**Some records:**
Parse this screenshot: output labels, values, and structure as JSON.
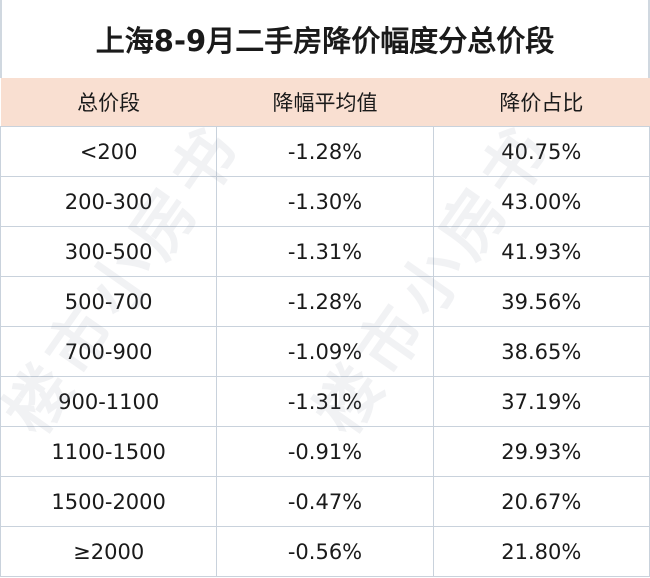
{
  "title": "上海8-9月二手房降价幅度分总价段",
  "watermark": "楼市小房书",
  "colors": {
    "header_bg": "#f9dfd1",
    "border": "#c9d2dc"
  },
  "table": {
    "headers": [
      "总价段",
      "降幅平均值",
      "降价占比"
    ],
    "rows": [
      [
        "<200",
        "-1.28%",
        "40.75%"
      ],
      [
        "200-300",
        "-1.30%",
        "43.00%"
      ],
      [
        "300-500",
        "-1.31%",
        "41.93%"
      ],
      [
        "500-700",
        "-1.28%",
        "39.56%"
      ],
      [
        "700-900",
        "-1.09%",
        "38.65%"
      ],
      [
        "900-1100",
        "-1.31%",
        "37.19%"
      ],
      [
        "1100-1500",
        "-0.91%",
        "29.93%"
      ],
      [
        "1500-2000",
        "-0.47%",
        "20.67%"
      ],
      [
        "≥2000",
        "-0.56%",
        "21.80%"
      ]
    ]
  }
}
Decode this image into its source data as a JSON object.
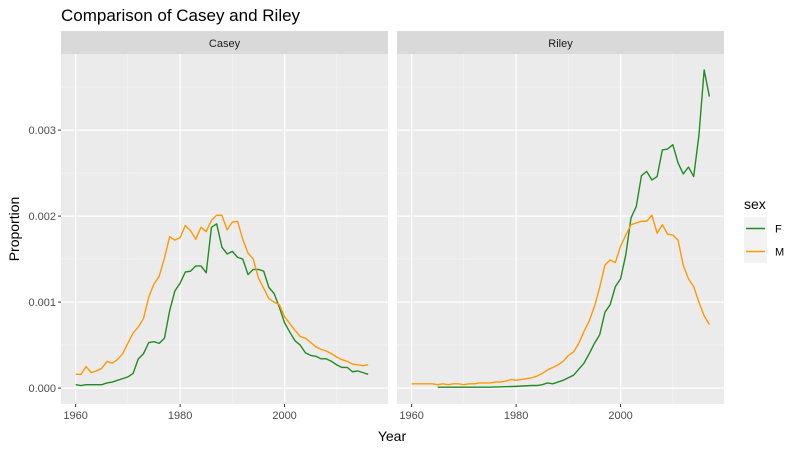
{
  "chart_data": {
    "type": "line",
    "title": "Comparison of Casey and Riley",
    "xlabel": "Year",
    "ylabel": "Proportion",
    "xlim": [
      1960,
      2017
    ],
    "ylim": [
      0,
      0.0037
    ],
    "x_ticks": [
      1960,
      1980,
      2000
    ],
    "x_tick_labels": [
      "1960",
      "1980",
      "2000"
    ],
    "y_ticks": [
      0,
      0.001,
      0.002,
      0.003
    ],
    "y_tick_labels": [
      "0.000",
      "0.001",
      "0.002",
      "0.003"
    ],
    "grid": true,
    "legend": {
      "title": "sex",
      "position": "right",
      "entries": [
        {
          "label": "F",
          "color": "#228B22"
        },
        {
          "label": "M",
          "color": "#FF9900"
        }
      ]
    },
    "panels": [
      {
        "strip": "Casey",
        "series": [
          {
            "name": "F",
            "color": "#228B22",
            "x": [
              1960,
              1961,
              1962,
              1963,
              1964,
              1965,
              1966,
              1967,
              1968,
              1969,
              1970,
              1971,
              1972,
              1973,
              1974,
              1975,
              1976,
              1977,
              1978,
              1979,
              1980,
              1981,
              1982,
              1983,
              1984,
              1985,
              1986,
              1987,
              1988,
              1989,
              1990,
              1991,
              1992,
              1993,
              1994,
              1995,
              1996,
              1997,
              1998,
              1999,
              2000,
              2001,
              2002,
              2003,
              2004,
              2005,
              2006,
              2007,
              2008,
              2009,
              2010,
              2011,
              2012,
              2013,
              2014,
              2015,
              2016
            ],
            "y": [
              4e-05,
              3e-05,
              4e-05,
              4e-05,
              4e-05,
              4e-05,
              6e-05,
              7e-05,
              9e-05,
              0.00011,
              0.00013,
              0.00017,
              0.00034,
              0.0004,
              0.00053,
              0.00054,
              0.00052,
              0.00058,
              0.0009,
              0.00113,
              0.00122,
              0.00135,
              0.00136,
              0.00142,
              0.00142,
              0.00134,
              0.00187,
              0.00191,
              0.00164,
              0.00156,
              0.00159,
              0.00152,
              0.0015,
              0.00132,
              0.00138,
              0.00138,
              0.00136,
              0.00117,
              0.0011,
              0.00094,
              0.00076,
              0.00065,
              0.00055,
              0.0005,
              0.00041,
              0.00038,
              0.00037,
              0.00034,
              0.00034,
              0.00031,
              0.00027,
              0.00024,
              0.00024,
              0.00019,
              0.0002,
              0.00018,
              0.00016
            ]
          },
          {
            "name": "M",
            "color": "#FF9900",
            "x": [
              1960,
              1961,
              1962,
              1963,
              1964,
              1965,
              1966,
              1967,
              1968,
              1969,
              1970,
              1971,
              1972,
              1973,
              1974,
              1975,
              1976,
              1977,
              1978,
              1979,
              1980,
              1981,
              1982,
              1983,
              1984,
              1985,
              1986,
              1987,
              1988,
              1989,
              1990,
              1991,
              1992,
              1993,
              1994,
              1995,
              1996,
              1997,
              1998,
              1999,
              2000,
              2001,
              2002,
              2003,
              2004,
              2005,
              2006,
              2007,
              2008,
              2009,
              2010,
              2011,
              2012,
              2013,
              2014,
              2015,
              2016
            ],
            "y": [
              0.00016,
              0.00016,
              0.00025,
              0.00018,
              0.0002,
              0.00023,
              0.00031,
              0.00029,
              0.00033,
              0.0004,
              0.00052,
              0.00064,
              0.00071,
              0.00081,
              0.00106,
              0.00121,
              0.0013,
              0.00151,
              0.00176,
              0.00172,
              0.00175,
              0.00189,
              0.00183,
              0.00173,
              0.00187,
              0.00182,
              0.00195,
              0.00201,
              0.00201,
              0.00184,
              0.00193,
              0.00194,
              0.00173,
              0.00157,
              0.0015,
              0.00128,
              0.00116,
              0.00104,
              0.001,
              0.00097,
              0.00083,
              0.00075,
              0.00067,
              0.0006,
              0.00058,
              0.00053,
              0.00048,
              0.00045,
              0.00043,
              0.0004,
              0.00036,
              0.00033,
              0.00031,
              0.00028,
              0.00027,
              0.00026,
              0.00027
            ]
          }
        ]
      },
      {
        "strip": "Riley",
        "series": [
          {
            "name": "F",
            "color": "#228B22",
            "x": [
              1965,
              1970,
              1975,
              1980,
              1983,
              1984,
              1985,
              1986,
              1987,
              1988,
              1989,
              1990,
              1991,
              1992,
              1993,
              1994,
              1995,
              1996,
              1997,
              1998,
              1999,
              2000,
              2001,
              2002,
              2003,
              2004,
              2005,
              2006,
              2007,
              2008,
              2009,
              2010,
              2011,
              2012,
              2013,
              2014,
              2015,
              2016,
              2017
            ],
            "y": [
              1e-05,
              1e-05,
              1e-05,
              2e-05,
              3e-05,
              3e-05,
              4e-05,
              6e-05,
              5e-05,
              7e-05,
              9e-05,
              0.00012,
              0.00015,
              0.00022,
              0.00029,
              0.0004,
              0.00052,
              0.00062,
              0.00088,
              0.00097,
              0.00118,
              0.00127,
              0.00155,
              0.00198,
              0.00211,
              0.00247,
              0.00252,
              0.00242,
              0.00246,
              0.00277,
              0.00278,
              0.00283,
              0.00262,
              0.00249,
              0.00257,
              0.00246,
              0.00294,
              0.0037,
              0.00339
            ]
          },
          {
            "name": "M",
            "color": "#FF9900",
            "x": [
              1960,
              1961,
              1962,
              1963,
              1964,
              1965,
              1966,
              1967,
              1968,
              1969,
              1970,
              1971,
              1972,
              1973,
              1974,
              1975,
              1976,
              1977,
              1978,
              1979,
              1980,
              1981,
              1982,
              1983,
              1984,
              1985,
              1986,
              1987,
              1988,
              1989,
              1990,
              1991,
              1992,
              1993,
              1994,
              1995,
              1996,
              1997,
              1998,
              1999,
              2000,
              2001,
              2002,
              2003,
              2004,
              2005,
              2006,
              2007,
              2008,
              2009,
              2010,
              2011,
              2012,
              2013,
              2014,
              2015,
              2016,
              2017
            ],
            "y": [
              5e-05,
              5e-05,
              5e-05,
              5e-05,
              5e-05,
              4e-05,
              5e-05,
              4e-05,
              5e-05,
              5e-05,
              4e-05,
              5e-05,
              5e-05,
              6e-05,
              6e-05,
              6e-05,
              7e-05,
              7e-05,
              8e-05,
              0.0001,
              9e-05,
              0.0001,
              0.00011,
              0.00012,
              0.00014,
              0.00017,
              0.00021,
              0.00024,
              0.00027,
              0.00031,
              0.00038,
              0.00042,
              0.00052,
              0.00066,
              0.00078,
              0.00095,
              0.00117,
              0.00143,
              0.00149,
              0.00146,
              0.00165,
              0.00178,
              0.0019,
              0.00192,
              0.00194,
              0.00194,
              0.00201,
              0.0018,
              0.0019,
              0.00179,
              0.00178,
              0.00172,
              0.00143,
              0.00127,
              0.00118,
              0.001,
              0.00084,
              0.00074
            ]
          }
        ]
      }
    ]
  }
}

**What this task involves:** Scan the listing above. Collect all lines with the word "Casey".

**Task output:**
    "title": "Comparison of Casey and Riley",
        "strip": "Casey",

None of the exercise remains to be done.